▶ Written instruction
Copy the lines below as they are; omit the images they contain.

▶ Extracted data entries
+--
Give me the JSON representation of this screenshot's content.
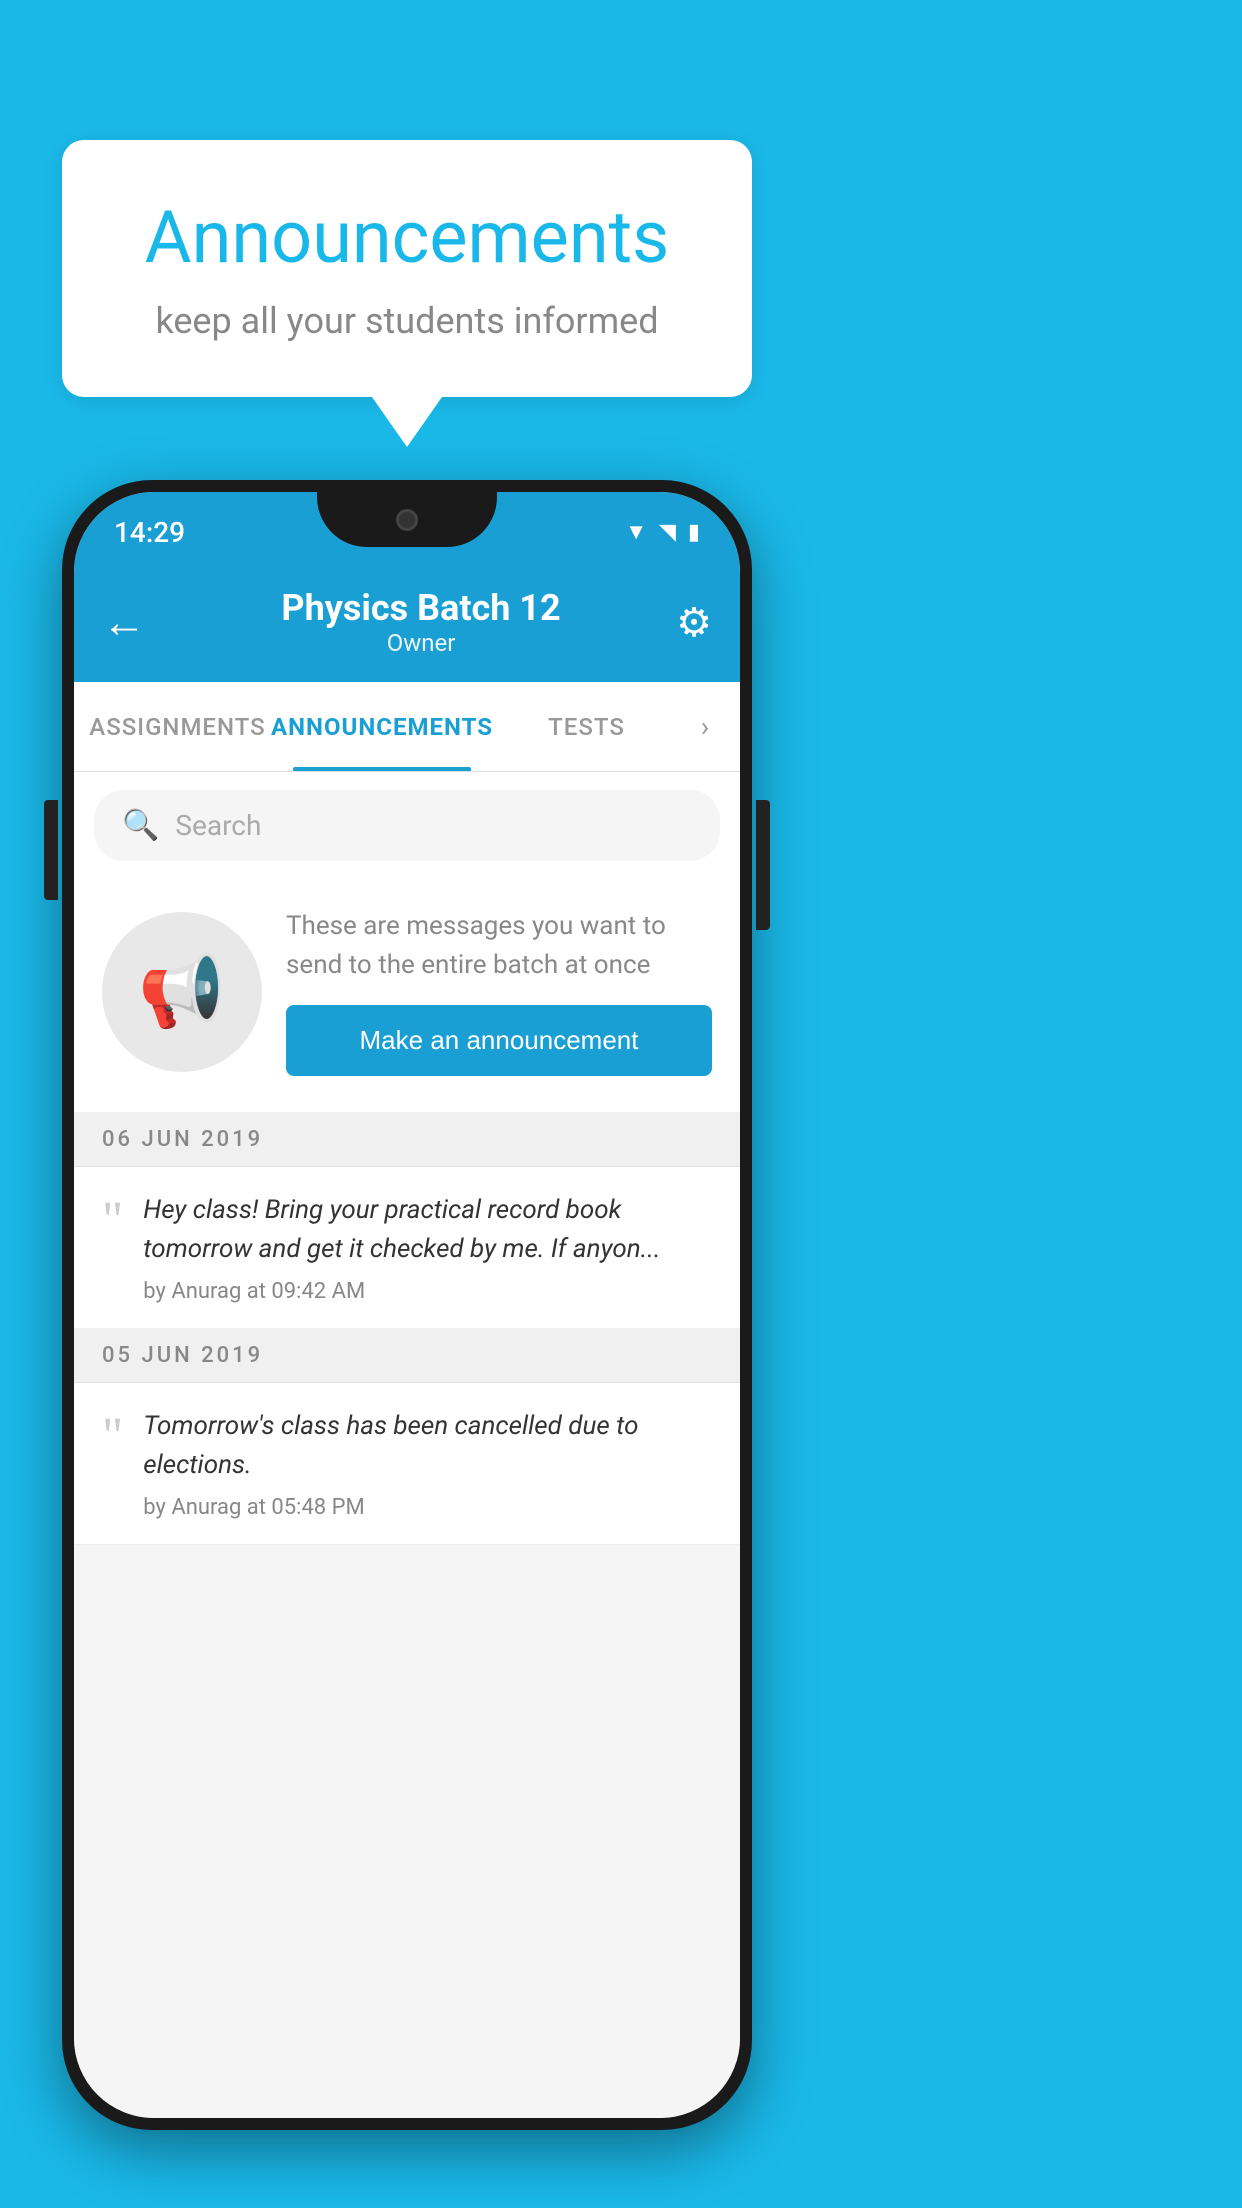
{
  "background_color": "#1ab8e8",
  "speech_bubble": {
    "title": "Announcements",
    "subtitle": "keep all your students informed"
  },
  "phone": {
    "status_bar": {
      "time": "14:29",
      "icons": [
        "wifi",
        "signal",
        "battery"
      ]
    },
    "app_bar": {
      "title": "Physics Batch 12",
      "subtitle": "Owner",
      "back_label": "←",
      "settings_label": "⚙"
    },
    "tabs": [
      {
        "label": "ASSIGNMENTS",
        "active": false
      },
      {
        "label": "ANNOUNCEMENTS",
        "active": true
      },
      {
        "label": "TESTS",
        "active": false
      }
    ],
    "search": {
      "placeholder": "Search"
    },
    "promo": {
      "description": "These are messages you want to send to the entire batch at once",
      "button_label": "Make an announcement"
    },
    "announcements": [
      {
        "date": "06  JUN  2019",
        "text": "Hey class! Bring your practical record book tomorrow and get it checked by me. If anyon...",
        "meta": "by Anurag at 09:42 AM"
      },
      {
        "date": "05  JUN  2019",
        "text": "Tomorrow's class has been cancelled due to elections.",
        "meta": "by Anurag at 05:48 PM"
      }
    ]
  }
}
+--
▶ Exercise result
Give me the JSON representation of this screenshot's content.
{
  "background_color": "#1ab8e8",
  "speech_bubble": {
    "title": "Announcements",
    "subtitle": "keep all your students informed"
  },
  "phone": {
    "status_bar": {
      "time": "14:29",
      "icons": [
        "wifi",
        "signal",
        "battery"
      ]
    },
    "app_bar": {
      "title": "Physics Batch 12",
      "subtitle": "Owner",
      "back_label": "←",
      "settings_label": "⚙"
    },
    "tabs": [
      {
        "label": "ASSIGNMENTS",
        "active": false
      },
      {
        "label": "ANNOUNCEMENTS",
        "active": true
      },
      {
        "label": "TESTS",
        "active": false
      }
    ],
    "search": {
      "placeholder": "Search"
    },
    "promo": {
      "description": "These are messages you want to send to the entire batch at once",
      "button_label": "Make an announcement"
    },
    "announcements": [
      {
        "date": "06  JUN  2019",
        "text": "Hey class! Bring your practical record book tomorrow and get it checked by me. If anyon...",
        "meta": "by Anurag at 09:42 AM"
      },
      {
        "date": "05  JUN  2019",
        "text": "Tomorrow's class has been cancelled due to elections.",
        "meta": "by Anurag at 05:48 PM"
      }
    ]
  }
}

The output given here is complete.